> Written exercise
Return the count of lines with the string "데이터를" in them, and nothing else.

'''

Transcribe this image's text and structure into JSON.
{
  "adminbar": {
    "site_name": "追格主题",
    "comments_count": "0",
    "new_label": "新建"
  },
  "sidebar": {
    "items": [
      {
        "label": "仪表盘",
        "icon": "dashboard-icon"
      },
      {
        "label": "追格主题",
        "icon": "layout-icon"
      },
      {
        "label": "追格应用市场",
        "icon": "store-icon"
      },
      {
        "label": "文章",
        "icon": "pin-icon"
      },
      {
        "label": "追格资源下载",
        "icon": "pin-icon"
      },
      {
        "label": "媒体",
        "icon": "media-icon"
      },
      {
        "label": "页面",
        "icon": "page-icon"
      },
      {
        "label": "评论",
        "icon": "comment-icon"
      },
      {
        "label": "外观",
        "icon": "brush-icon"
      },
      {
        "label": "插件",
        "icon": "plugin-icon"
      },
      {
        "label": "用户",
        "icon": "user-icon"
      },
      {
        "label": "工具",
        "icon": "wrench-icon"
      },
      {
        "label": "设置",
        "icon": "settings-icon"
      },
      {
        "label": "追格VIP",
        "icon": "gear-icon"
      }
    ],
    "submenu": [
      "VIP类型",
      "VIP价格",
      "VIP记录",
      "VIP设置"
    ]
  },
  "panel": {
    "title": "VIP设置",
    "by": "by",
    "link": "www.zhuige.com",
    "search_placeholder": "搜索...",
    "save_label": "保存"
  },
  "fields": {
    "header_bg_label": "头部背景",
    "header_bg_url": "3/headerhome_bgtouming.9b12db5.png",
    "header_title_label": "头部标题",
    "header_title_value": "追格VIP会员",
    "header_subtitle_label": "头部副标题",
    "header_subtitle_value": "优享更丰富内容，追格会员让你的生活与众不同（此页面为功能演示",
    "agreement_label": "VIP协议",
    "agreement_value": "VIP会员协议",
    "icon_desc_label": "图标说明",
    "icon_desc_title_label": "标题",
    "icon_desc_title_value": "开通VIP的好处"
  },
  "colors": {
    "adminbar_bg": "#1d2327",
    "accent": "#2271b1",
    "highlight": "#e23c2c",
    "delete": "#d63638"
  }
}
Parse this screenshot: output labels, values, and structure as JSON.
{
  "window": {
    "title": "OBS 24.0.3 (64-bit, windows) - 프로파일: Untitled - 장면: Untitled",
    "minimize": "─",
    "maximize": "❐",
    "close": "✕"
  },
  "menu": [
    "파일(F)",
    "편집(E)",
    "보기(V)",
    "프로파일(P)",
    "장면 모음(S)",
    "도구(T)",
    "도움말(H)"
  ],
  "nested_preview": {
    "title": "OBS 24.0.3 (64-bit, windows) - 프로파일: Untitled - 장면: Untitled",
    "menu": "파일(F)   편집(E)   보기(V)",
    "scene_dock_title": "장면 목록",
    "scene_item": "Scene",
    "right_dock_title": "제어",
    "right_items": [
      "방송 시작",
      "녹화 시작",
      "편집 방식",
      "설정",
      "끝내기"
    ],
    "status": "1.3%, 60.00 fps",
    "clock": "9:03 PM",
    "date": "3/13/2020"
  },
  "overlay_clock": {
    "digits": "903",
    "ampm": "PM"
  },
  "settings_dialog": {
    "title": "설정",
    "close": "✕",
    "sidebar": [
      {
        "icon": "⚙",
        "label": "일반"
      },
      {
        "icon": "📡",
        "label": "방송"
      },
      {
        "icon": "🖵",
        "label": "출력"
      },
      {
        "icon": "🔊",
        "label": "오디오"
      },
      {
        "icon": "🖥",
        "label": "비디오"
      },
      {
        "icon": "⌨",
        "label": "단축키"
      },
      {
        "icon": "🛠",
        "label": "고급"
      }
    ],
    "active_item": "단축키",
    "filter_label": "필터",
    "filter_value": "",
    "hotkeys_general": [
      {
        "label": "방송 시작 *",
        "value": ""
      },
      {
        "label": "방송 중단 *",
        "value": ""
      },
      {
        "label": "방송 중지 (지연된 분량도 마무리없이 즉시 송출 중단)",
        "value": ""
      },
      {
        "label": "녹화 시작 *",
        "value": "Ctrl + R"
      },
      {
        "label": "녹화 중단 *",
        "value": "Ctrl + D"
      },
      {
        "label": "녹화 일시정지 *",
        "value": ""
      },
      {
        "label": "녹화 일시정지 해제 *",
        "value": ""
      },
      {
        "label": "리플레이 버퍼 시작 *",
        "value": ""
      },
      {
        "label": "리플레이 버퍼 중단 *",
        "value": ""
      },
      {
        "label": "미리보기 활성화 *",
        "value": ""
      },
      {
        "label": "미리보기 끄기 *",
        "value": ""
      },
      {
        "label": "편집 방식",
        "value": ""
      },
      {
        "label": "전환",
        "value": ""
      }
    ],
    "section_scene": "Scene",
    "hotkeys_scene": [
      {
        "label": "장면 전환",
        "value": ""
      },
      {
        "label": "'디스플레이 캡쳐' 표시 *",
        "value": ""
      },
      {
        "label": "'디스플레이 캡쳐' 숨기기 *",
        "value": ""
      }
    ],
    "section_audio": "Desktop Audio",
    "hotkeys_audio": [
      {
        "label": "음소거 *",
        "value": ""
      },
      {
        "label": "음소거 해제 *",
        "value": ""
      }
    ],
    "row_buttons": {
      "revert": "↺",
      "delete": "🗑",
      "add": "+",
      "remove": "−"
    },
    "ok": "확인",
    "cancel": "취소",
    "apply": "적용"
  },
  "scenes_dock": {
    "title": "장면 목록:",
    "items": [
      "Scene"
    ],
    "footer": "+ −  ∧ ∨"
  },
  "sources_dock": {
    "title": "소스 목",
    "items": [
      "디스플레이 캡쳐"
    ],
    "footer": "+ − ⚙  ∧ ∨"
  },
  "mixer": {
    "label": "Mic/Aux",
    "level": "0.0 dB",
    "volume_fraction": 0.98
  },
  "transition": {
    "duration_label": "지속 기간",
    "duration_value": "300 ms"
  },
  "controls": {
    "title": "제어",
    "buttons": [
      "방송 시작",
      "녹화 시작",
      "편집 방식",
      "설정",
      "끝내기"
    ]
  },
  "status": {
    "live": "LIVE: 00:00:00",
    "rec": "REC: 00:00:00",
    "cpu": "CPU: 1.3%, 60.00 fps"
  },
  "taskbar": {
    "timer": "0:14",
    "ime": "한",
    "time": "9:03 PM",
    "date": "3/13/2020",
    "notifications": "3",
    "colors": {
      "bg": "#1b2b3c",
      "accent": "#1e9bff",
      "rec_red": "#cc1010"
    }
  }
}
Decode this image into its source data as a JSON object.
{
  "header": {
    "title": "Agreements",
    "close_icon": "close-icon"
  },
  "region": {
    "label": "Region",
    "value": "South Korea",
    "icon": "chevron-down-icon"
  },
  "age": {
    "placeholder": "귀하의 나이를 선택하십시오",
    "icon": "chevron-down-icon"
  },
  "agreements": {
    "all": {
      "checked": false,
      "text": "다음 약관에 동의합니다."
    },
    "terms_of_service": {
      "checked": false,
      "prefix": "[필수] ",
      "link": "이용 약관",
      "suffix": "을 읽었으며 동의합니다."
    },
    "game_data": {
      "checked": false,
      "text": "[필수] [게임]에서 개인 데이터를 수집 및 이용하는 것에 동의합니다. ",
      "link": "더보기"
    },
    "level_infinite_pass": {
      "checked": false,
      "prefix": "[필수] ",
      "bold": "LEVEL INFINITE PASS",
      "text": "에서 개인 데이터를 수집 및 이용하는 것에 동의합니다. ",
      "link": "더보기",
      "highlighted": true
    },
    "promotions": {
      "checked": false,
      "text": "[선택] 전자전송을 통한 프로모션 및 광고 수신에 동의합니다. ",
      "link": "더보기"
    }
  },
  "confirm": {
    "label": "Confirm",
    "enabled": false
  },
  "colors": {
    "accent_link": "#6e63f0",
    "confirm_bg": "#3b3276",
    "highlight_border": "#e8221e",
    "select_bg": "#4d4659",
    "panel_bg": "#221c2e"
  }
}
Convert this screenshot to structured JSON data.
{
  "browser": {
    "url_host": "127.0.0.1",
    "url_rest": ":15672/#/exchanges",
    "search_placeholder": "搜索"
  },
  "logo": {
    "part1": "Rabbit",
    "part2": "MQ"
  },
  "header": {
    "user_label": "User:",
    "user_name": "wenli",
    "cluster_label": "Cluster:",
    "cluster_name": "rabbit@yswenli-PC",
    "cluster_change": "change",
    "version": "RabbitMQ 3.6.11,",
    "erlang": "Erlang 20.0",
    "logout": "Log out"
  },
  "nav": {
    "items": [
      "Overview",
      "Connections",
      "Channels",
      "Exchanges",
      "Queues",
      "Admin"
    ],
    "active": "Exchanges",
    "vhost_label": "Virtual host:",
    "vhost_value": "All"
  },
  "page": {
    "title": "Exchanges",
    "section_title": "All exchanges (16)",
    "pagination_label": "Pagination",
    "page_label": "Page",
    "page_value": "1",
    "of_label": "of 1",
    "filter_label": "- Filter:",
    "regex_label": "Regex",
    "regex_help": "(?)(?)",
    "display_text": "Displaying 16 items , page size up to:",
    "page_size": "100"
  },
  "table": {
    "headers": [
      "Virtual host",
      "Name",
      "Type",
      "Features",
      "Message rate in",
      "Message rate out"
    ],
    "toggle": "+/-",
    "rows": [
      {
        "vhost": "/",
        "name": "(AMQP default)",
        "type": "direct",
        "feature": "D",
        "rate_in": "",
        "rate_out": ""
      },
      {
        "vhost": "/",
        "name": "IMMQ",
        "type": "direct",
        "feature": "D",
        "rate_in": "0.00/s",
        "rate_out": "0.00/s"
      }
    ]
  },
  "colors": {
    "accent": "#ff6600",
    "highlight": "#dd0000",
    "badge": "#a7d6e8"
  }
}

'''

> The response
2